* **EXERCISE**
Copy each line below in which the word "Dollar" occurs.

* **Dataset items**
****

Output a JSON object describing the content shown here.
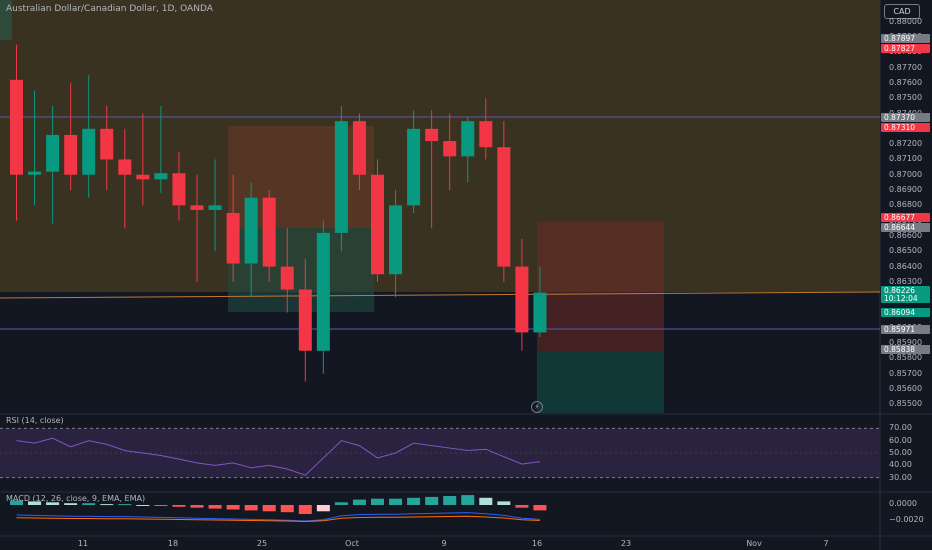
{
  "header": {
    "symbol_title": "Australian Dollar/Canadian Dollar, 1D, OANDA",
    "currency_button": "CAD"
  },
  "price_axis": {
    "ticks": [
      "0.88000",
      "0.87900",
      "0.87800",
      "0.87700",
      "0.87600",
      "0.87500",
      "0.87400",
      "0.87300",
      "0.87200",
      "0.87100",
      "0.87000",
      "0.86900",
      "0.86800",
      "0.86700",
      "0.86600",
      "0.86500",
      "0.86400",
      "0.86300",
      "0.86200",
      "0.86100",
      "0.86000",
      "0.85900",
      "0.85800",
      "0.85700",
      "0.85600",
      "0.85500"
    ],
    "badges": [
      {
        "text": "0.87897",
        "color": "#787b86"
      },
      {
        "text": "0.87827",
        "color": "#f23645"
      },
      {
        "text": "0.87370",
        "color": "#787b86"
      },
      {
        "text": "0.87310",
        "color": "#f23645"
      },
      {
        "text": "0.86677",
        "color": "#f23645"
      },
      {
        "text": "0.86644",
        "color": "#787b86"
      },
      {
        "text": "0.86226",
        "color": "#089981"
      },
      {
        "text": "10:12:04",
        "color": "#089981"
      },
      {
        "text": "0.86094",
        "color": "#089981"
      },
      {
        "text": "0.85971",
        "color": "#787b86"
      },
      {
        "text": "0.85838",
        "color": "#787b86"
      }
    ]
  },
  "rsi": {
    "label": "RSI (14, close)",
    "ticks": [
      "70.00",
      "60.00",
      "50.00",
      "40.00",
      "30.00"
    ]
  },
  "macd": {
    "label": "MACD (12, 26, close, 9, EMA, EMA)",
    "ticks": [
      "0.0000",
      "−0.0020"
    ]
  },
  "time_axis": {
    "labels": [
      "11",
      "18",
      "25",
      "Oct",
      "9",
      "16",
      "23",
      "Nov",
      "7"
    ]
  },
  "colors": {
    "up": "#089981",
    "down": "#f23645",
    "background": "#131722",
    "zone_orange": "#4a3a22",
    "rsi_line": "#7e57c2"
  },
  "icons": {
    "alert": "lightning-icon"
  },
  "chart_data": {
    "type": "candlestick",
    "title": "Australian Dollar/Canadian Dollar, 1D, OANDA",
    "ylim": [
      0.8545,
      0.8805
    ],
    "candles": [
      {
        "o": 0.8762,
        "h": 0.8785,
        "l": 0.867,
        "c": 0.87
      },
      {
        "o": 0.87,
        "h": 0.8755,
        "l": 0.868,
        "c": 0.8702
      },
      {
        "o": 0.8702,
        "h": 0.8745,
        "l": 0.8668,
        "c": 0.8726
      },
      {
        "o": 0.8726,
        "h": 0.876,
        "l": 0.869,
        "c": 0.87
      },
      {
        "o": 0.87,
        "h": 0.8765,
        "l": 0.8685,
        "c": 0.873
      },
      {
        "o": 0.873,
        "h": 0.8745,
        "l": 0.869,
        "c": 0.871
      },
      {
        "o": 0.871,
        "h": 0.873,
        "l": 0.8665,
        "c": 0.87
      },
      {
        "o": 0.87,
        "h": 0.874,
        "l": 0.868,
        "c": 0.8697
      },
      {
        "o": 0.8697,
        "h": 0.8745,
        "l": 0.8688,
        "c": 0.8701
      },
      {
        "o": 0.8701,
        "h": 0.8715,
        "l": 0.867,
        "c": 0.868
      },
      {
        "o": 0.868,
        "h": 0.87,
        "l": 0.863,
        "c": 0.8677
      },
      {
        "o": 0.8677,
        "h": 0.871,
        "l": 0.865,
        "c": 0.868
      },
      {
        "o": 0.8675,
        "h": 0.87,
        "l": 0.863,
        "c": 0.8642
      },
      {
        "o": 0.8642,
        "h": 0.8695,
        "l": 0.862,
        "c": 0.8685
      },
      {
        "o": 0.8685,
        "h": 0.869,
        "l": 0.863,
        "c": 0.864
      },
      {
        "o": 0.864,
        "h": 0.8665,
        "l": 0.861,
        "c": 0.8625
      },
      {
        "o": 0.8625,
        "h": 0.8645,
        "l": 0.8565,
        "c": 0.8585
      },
      {
        "o": 0.8585,
        "h": 0.867,
        "l": 0.857,
        "c": 0.8662
      },
      {
        "o": 0.8662,
        "h": 0.8745,
        "l": 0.865,
        "c": 0.8735
      },
      {
        "o": 0.8735,
        "h": 0.874,
        "l": 0.869,
        "c": 0.87
      },
      {
        "o": 0.87,
        "h": 0.871,
        "l": 0.863,
        "c": 0.8635
      },
      {
        "o": 0.8635,
        "h": 0.869,
        "l": 0.862,
        "c": 0.868
      },
      {
        "o": 0.868,
        "h": 0.8742,
        "l": 0.8675,
        "c": 0.873
      },
      {
        "o": 0.873,
        "h": 0.8742,
        "l": 0.8665,
        "c": 0.8722
      },
      {
        "o": 0.8722,
        "h": 0.874,
        "l": 0.869,
        "c": 0.8712
      },
      {
        "o": 0.8712,
        "h": 0.8738,
        "l": 0.8695,
        "c": 0.8735
      },
      {
        "o": 0.8735,
        "h": 0.875,
        "l": 0.871,
        "c": 0.8718
      },
      {
        "o": 0.8718,
        "h": 0.8735,
        "l": 0.863,
        "c": 0.864
      },
      {
        "o": 0.864,
        "h": 0.8658,
        "l": 0.8585,
        "c": 0.8597
      },
      {
        "o": 0.8597,
        "h": 0.864,
        "l": 0.8594,
        "c": 0.8623
      }
    ],
    "rsi": [
      60,
      58,
      62,
      55,
      60,
      57,
      52,
      50,
      48,
      45,
      42,
      40,
      42,
      38,
      40,
      37,
      32,
      46,
      60,
      56,
      46,
      50,
      58,
      56,
      54,
      52,
      53,
      47,
      41,
      43
    ],
    "macd_hist": [
      0.0005,
      0.0004,
      0.0003,
      0.0002,
      0.0002,
      0.0001,
      0.0001,
      0.0,
      -0.0001,
      -0.0002,
      -0.0003,
      -0.0004,
      -0.0005,
      -0.0006,
      -0.0007,
      -0.0008,
      -0.001,
      -0.0007,
      0.0003,
      0.0006,
      0.0007,
      0.0007,
      0.0008,
      0.0009,
      0.001,
      0.0011,
      0.0008,
      0.0004,
      -0.0003,
      -0.0006
    ],
    "price_lines": [
      0.87897,
      0.87827,
      0.8737,
      0.8731,
      0.86677,
      0.86644,
      0.86226,
      0.86094,
      0.85971,
      0.85838
    ]
  }
}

****

* **REPLY**
    "symbol_title": "Australian Dollar/Canadian Dollar, 1D, OANDA",
    "title": "Australian Dollar/Canadian Dollar, 1D, OANDA",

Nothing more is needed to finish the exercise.